Every record below is to be retyped exactly.

==== DATA SHOWN

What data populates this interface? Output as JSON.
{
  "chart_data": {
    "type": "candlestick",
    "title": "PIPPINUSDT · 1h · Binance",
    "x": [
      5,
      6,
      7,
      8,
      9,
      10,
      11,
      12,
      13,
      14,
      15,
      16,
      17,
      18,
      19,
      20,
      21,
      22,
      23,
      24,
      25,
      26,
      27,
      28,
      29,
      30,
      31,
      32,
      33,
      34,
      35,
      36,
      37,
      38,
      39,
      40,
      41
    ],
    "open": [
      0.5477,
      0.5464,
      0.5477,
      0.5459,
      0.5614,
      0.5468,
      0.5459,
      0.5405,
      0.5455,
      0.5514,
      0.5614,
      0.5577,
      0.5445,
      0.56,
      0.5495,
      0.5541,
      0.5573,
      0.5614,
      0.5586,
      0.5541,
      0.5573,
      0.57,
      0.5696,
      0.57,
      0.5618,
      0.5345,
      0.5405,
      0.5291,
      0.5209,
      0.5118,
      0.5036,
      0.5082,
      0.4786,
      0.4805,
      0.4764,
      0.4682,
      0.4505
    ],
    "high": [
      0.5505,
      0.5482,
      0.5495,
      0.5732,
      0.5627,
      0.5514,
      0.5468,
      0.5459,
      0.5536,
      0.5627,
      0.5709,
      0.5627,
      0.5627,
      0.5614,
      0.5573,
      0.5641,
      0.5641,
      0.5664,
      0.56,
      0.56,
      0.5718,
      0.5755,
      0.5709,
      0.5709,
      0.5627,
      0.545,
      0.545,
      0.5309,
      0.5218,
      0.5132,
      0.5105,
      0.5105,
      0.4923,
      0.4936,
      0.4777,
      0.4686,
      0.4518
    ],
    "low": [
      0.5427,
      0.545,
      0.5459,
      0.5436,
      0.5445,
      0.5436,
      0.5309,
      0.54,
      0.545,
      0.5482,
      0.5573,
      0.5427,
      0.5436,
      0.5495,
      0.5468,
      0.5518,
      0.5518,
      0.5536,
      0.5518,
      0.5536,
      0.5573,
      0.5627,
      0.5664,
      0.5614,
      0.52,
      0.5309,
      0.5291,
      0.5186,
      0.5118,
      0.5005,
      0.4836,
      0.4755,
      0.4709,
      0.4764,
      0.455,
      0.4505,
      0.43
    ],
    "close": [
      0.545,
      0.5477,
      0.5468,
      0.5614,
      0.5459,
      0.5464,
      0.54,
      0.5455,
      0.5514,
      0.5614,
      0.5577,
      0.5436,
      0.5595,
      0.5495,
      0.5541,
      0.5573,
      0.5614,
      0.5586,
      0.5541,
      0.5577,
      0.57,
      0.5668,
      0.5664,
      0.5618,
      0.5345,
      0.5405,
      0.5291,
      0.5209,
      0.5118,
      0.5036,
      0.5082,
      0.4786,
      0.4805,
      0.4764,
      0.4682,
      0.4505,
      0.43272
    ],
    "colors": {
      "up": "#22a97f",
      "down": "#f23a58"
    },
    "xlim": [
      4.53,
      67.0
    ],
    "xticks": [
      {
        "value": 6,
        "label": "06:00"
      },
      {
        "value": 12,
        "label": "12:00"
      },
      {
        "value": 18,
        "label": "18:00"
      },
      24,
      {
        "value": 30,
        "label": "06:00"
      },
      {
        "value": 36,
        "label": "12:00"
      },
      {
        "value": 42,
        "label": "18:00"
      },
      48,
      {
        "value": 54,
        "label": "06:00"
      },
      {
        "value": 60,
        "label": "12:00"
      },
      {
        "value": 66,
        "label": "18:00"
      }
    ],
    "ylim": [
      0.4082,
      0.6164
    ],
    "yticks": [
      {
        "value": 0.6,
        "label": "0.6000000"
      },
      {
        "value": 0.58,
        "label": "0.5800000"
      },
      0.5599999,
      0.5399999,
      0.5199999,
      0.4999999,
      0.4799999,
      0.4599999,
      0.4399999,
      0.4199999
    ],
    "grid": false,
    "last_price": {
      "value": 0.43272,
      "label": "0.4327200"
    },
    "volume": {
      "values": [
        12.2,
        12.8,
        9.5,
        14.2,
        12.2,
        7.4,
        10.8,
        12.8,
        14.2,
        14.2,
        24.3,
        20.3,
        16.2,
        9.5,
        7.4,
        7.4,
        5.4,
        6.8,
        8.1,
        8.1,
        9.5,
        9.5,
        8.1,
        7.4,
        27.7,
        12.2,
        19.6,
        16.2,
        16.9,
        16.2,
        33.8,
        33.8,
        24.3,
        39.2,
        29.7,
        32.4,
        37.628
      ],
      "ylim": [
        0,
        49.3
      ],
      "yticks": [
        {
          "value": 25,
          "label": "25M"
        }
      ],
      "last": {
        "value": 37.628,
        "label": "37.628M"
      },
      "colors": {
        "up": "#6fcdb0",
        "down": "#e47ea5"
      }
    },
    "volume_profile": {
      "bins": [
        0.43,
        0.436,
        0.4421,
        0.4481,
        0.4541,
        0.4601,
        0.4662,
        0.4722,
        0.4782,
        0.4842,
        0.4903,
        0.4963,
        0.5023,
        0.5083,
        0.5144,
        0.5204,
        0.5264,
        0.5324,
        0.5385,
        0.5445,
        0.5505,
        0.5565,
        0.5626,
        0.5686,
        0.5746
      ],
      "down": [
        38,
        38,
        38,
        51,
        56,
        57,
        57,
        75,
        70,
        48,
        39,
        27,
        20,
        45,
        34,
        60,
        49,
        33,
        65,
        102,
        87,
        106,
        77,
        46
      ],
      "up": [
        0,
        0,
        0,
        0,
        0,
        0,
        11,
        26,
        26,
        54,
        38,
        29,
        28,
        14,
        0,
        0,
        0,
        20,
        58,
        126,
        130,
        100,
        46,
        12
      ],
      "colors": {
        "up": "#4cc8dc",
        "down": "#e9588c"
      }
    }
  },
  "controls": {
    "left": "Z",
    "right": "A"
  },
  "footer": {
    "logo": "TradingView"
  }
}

========

SOLUTION >>
What data populates this interface? Output as JSON.
{
  "chart_data": {
    "type": "candlestick",
    "title": "PIPPINUSDT · 1h · Binance",
    "x": [
      5,
      6,
      7,
      8,
      9,
      10,
      11,
      12,
      13,
      14,
      15,
      16,
      17,
      18,
      19,
      20,
      21,
      22,
      23,
      24,
      25,
      26,
      27,
      28,
      29,
      30,
      31,
      32,
      33,
      34,
      35,
      36,
      37,
      38,
      39,
      40,
      41
    ],
    "open": [
      0.5477,
      0.5464,
      0.5477,
      0.5459,
      0.5614,
      0.5468,
      0.5459,
      0.5405,
      0.5455,
      0.5514,
      0.5614,
      0.5577,
      0.5445,
      0.56,
      0.5495,
      0.5541,
      0.5573,
      0.5614,
      0.5586,
      0.5541,
      0.5573,
      0.57,
      0.5696,
      0.57,
      0.5618,
      0.5345,
      0.5405,
      0.5291,
      0.5209,
      0.5118,
      0.5036,
      0.5082,
      0.4786,
      0.4805,
      0.4764,
      0.4682,
      0.4505
    ],
    "high": [
      0.5505,
      0.5482,
      0.5495,
      0.5732,
      0.5627,
      0.5514,
      0.5468,
      0.5459,
      0.5536,
      0.5627,
      0.5709,
      0.5627,
      0.5627,
      0.5614,
      0.5573,
      0.5641,
      0.5641,
      0.5664,
      0.56,
      0.56,
      0.5718,
      0.5755,
      0.5709,
      0.5709,
      0.5627,
      0.545,
      0.545,
      0.5309,
      0.5218,
      0.5132,
      0.5105,
      0.5105,
      0.4923,
      0.4936,
      0.4777,
      0.4686,
      0.4518
    ],
    "low": [
      0.5427,
      0.545,
      0.5459,
      0.5436,
      0.5445,
      0.5436,
      0.5309,
      0.54,
      0.545,
      0.5482,
      0.5573,
      0.5427,
      0.5436,
      0.5495,
      0.5468,
      0.5518,
      0.5518,
      0.5536,
      0.5518,
      0.5536,
      0.5573,
      0.5627,
      0.5664,
      0.5614,
      0.52,
      0.5309,
      0.5291,
      0.5186,
      0.5118,
      0.5005,
      0.4836,
      0.4755,
      0.4709,
      0.4764,
      0.455,
      0.4505,
      0.43
    ],
    "close": [
      0.545,
      0.5477,
      0.5468,
      0.5614,
      0.5459,
      0.5464,
      0.54,
      0.5455,
      0.5514,
      0.5614,
      0.5577,
      0.5436,
      0.5595,
      0.5495,
      0.5541,
      0.5573,
      0.5614,
      0.5586,
      0.5541,
      0.5577,
      0.57,
      0.5668,
      0.5664,
      0.5618,
      0.5345,
      0.5405,
      0.5291,
      0.5209,
      0.5118,
      0.5036,
      0.5082,
      0.4786,
      0.4805,
      0.4764,
      0.4682,
      0.4505,
      0.43272
    ],
    "colors": {
      "up": "#22a97f",
      "down": "#f23a58"
    },
    "xlim": [
      4.53,
      67.0
    ],
    "xticks": [
      {
        "value": 6,
        "label": "06:00"
      },
      {
        "value": 12,
        "label": "12:00"
      },
      {
        "value": 18,
        "label": "18:00"
      },
      24,
      {
        "value": 30,
        "label": "06:00"
      },
      {
        "value": 36,
        "label": "12:00"
      },
      {
        "value": 42,
        "label": "18:00"
      },
      48,
      {
        "value": 54,
        "label": "06:00"
      },
      {
        "value": 60,
        "label": "12:00"
      },
      {
        "value": 66,
        "label": "18:00"
      }
    ],
    "ylim": [
      0.4082,
      0.6164
    ],
    "yticks": [
      {
        "value": 0.6,
        "label": "0.6000000"
      },
      {
        "value": 0.58,
        "label": "0.5800000"
      },
      0.5599999,
      0.5399999,
      0.5199999,
      0.4999999,
      0.4799999,
      0.4599999,
      0.4399999,
      0.4199999
    ],
    "grid": false,
    "last_price": {
      "value": 0.43272,
      "label": "0.4327200"
    },
    "volume": {
      "values": [
        12.2,
        12.8,
        9.5,
        14.2,
        12.2,
        7.4,
        10.8,
        12.8,
        14.2,
        14.2,
        24.3,
        20.3,
        16.2,
        9.5,
        7.4,
        7.4,
        5.4,
        6.8,
        8.1,
        8.1,
        9.5,
        9.5,
        8.1,
        7.4,
        27.7,
        12.2,
        19.6,
        16.2,
        16.9,
        16.2,
        33.8,
        33.8,
        24.3,
        39.2,
        29.7,
        32.4,
        37.628
      ],
      "ylim": [
        0,
        49.3
      ],
      "yticks": [
        {
          "value": 25,
          "label": "25M"
        }
      ],
      "last": {
        "value": 37.628,
        "label": "37.628M"
      },
      "colors": {
        "up": "#6fcdb0",
        "down": "#e47ea5"
      }
    },
    "volume_profile": {
      "bins": [
        0.43,
        0.436,
        0.4421,
        0.4481,
        0.4541,
        0.4601,
        0.4662,
        0.4722,
        0.4782,
        0.4842,
        0.4903,
        0.4963,
        0.5023,
        0.5083,
        0.5144,
        0.5204,
        0.5264,
        0.5324,
        0.5385,
        0.5445,
        0.5505,
        0.5565,
        0.5626,
        0.5686,
        0.5746
      ],
      "down": [
        38,
        38,
        38,
        51,
        56,
        57,
        57,
        75,
        70,
        48,
        39,
        27,
        20,
        45,
        34,
        60,
        49,
        33,
        65,
        102,
        87,
        106,
        77,
        46
      ],
      "up": [
        0,
        0,
        0,
        0,
        0,
        0,
        11,
        26,
        26,
        54,
        38,
        29,
        28,
        14,
        0,
        0,
        0,
        20,
        58,
        126,
        130,
        100,
        46,
        12
      ],
      "colors": {
        "up": "#4cc8dc",
        "down": "#e9588c"
      }
    }
  },
  "controls": {
    "left": "Z",
    "right": "A"
  },
  "footer": {
    "logo": "TradingView"
  }
}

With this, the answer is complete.